# START OF SOURCE DATA

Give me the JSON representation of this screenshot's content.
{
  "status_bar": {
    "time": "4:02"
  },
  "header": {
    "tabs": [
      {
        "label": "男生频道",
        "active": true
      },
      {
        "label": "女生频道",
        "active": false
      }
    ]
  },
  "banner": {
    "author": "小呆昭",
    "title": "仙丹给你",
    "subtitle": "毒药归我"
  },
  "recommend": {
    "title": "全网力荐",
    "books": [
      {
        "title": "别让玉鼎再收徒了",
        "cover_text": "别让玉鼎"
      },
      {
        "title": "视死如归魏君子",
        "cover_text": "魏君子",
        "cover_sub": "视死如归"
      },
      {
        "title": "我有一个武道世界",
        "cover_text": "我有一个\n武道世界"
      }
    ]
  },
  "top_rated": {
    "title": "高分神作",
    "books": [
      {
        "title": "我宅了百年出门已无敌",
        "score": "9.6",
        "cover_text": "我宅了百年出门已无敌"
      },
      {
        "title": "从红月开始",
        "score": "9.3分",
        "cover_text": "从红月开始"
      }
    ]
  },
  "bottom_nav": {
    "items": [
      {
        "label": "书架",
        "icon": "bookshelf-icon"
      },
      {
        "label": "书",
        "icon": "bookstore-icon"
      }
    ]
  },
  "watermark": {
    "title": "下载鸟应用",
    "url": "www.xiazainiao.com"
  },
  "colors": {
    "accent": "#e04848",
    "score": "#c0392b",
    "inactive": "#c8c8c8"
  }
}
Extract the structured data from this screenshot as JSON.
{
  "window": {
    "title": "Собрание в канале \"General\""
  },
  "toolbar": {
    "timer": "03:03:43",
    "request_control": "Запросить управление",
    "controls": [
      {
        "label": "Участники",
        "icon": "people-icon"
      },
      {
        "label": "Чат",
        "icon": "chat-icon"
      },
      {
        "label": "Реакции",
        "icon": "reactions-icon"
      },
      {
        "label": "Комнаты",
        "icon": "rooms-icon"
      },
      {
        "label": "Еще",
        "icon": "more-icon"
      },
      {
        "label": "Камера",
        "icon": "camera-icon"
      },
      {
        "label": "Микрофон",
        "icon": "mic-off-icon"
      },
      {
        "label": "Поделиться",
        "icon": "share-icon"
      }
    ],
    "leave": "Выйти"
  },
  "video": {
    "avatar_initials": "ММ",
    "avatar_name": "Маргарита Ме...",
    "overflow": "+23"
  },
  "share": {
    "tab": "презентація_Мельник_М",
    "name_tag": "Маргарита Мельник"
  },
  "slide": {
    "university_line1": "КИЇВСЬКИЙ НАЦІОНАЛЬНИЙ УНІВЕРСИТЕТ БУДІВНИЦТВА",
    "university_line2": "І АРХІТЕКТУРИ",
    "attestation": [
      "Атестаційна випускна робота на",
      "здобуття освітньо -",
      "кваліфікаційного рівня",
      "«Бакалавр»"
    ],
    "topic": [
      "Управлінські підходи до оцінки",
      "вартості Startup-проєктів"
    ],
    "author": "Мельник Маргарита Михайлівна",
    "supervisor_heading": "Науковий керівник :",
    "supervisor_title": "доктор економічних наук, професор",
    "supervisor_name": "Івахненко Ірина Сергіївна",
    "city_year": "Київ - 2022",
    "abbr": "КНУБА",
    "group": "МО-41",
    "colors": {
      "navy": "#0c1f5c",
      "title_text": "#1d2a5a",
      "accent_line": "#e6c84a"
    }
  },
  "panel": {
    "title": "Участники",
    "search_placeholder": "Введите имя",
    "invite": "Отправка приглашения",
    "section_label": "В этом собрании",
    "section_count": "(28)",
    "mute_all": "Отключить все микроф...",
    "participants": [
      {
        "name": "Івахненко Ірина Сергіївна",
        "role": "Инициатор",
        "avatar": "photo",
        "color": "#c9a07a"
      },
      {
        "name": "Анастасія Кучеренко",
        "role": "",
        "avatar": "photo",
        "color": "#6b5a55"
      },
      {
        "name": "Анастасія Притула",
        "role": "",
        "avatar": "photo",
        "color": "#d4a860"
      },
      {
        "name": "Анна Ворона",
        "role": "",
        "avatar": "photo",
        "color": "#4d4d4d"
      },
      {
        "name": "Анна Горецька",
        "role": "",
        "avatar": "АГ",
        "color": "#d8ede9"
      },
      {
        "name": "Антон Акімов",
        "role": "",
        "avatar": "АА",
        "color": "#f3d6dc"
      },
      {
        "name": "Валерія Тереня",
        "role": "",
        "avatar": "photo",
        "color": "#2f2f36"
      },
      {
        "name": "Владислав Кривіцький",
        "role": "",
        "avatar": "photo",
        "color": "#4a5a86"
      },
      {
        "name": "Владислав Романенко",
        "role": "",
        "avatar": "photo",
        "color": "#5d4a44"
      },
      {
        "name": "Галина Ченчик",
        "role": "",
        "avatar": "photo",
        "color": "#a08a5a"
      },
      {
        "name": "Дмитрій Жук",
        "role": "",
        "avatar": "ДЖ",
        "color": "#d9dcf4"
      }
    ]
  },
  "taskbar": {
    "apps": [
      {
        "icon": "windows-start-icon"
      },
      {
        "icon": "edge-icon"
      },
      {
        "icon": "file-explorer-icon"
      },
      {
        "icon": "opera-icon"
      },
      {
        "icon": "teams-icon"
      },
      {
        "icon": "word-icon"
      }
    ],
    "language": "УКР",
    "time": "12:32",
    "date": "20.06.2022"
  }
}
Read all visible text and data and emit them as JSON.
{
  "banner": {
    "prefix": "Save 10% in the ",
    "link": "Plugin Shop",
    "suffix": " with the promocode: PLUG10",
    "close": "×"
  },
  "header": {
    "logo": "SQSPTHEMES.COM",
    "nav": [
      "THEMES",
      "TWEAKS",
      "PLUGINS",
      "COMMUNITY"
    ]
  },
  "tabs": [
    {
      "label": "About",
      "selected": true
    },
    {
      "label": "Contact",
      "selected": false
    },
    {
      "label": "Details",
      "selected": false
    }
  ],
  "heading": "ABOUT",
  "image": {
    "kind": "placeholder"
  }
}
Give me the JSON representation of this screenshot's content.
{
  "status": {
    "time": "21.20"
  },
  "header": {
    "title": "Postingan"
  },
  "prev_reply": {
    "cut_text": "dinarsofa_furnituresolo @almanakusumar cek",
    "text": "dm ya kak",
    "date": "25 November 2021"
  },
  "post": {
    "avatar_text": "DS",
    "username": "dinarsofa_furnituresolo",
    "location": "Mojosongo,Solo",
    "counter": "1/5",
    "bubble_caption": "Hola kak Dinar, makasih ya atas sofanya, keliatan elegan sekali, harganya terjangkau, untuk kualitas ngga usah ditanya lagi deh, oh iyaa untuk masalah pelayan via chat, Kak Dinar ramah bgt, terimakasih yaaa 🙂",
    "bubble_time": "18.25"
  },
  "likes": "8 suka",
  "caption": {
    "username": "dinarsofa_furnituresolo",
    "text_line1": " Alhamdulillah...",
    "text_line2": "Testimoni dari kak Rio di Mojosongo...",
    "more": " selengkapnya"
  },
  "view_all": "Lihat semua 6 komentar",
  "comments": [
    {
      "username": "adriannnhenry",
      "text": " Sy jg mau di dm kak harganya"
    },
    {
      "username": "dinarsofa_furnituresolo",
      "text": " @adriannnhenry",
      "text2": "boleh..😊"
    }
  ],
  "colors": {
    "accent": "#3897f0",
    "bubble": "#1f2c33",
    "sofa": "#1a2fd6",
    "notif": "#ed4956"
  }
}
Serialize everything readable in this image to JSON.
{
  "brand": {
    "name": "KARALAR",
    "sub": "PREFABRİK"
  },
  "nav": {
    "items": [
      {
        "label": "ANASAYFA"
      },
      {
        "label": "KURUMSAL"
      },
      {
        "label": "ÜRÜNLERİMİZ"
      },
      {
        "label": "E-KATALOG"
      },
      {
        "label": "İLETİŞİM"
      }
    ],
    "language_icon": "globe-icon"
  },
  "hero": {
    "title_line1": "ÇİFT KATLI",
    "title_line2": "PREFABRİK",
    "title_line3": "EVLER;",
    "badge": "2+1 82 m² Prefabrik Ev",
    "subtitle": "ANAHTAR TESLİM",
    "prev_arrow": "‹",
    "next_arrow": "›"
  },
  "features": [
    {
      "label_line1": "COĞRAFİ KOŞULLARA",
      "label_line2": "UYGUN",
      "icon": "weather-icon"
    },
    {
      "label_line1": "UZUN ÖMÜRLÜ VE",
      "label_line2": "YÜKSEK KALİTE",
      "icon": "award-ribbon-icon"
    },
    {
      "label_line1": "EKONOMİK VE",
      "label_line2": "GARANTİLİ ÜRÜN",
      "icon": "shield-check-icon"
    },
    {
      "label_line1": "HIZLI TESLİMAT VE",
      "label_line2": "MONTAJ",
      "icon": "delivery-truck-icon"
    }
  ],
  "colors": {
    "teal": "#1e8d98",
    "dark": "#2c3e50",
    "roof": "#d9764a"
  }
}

# END OF SOURCE DATA

Say how many lines have the string "PREFABRİK" in them, offering no words beyond the number.

FINISHED EXERCISE:
2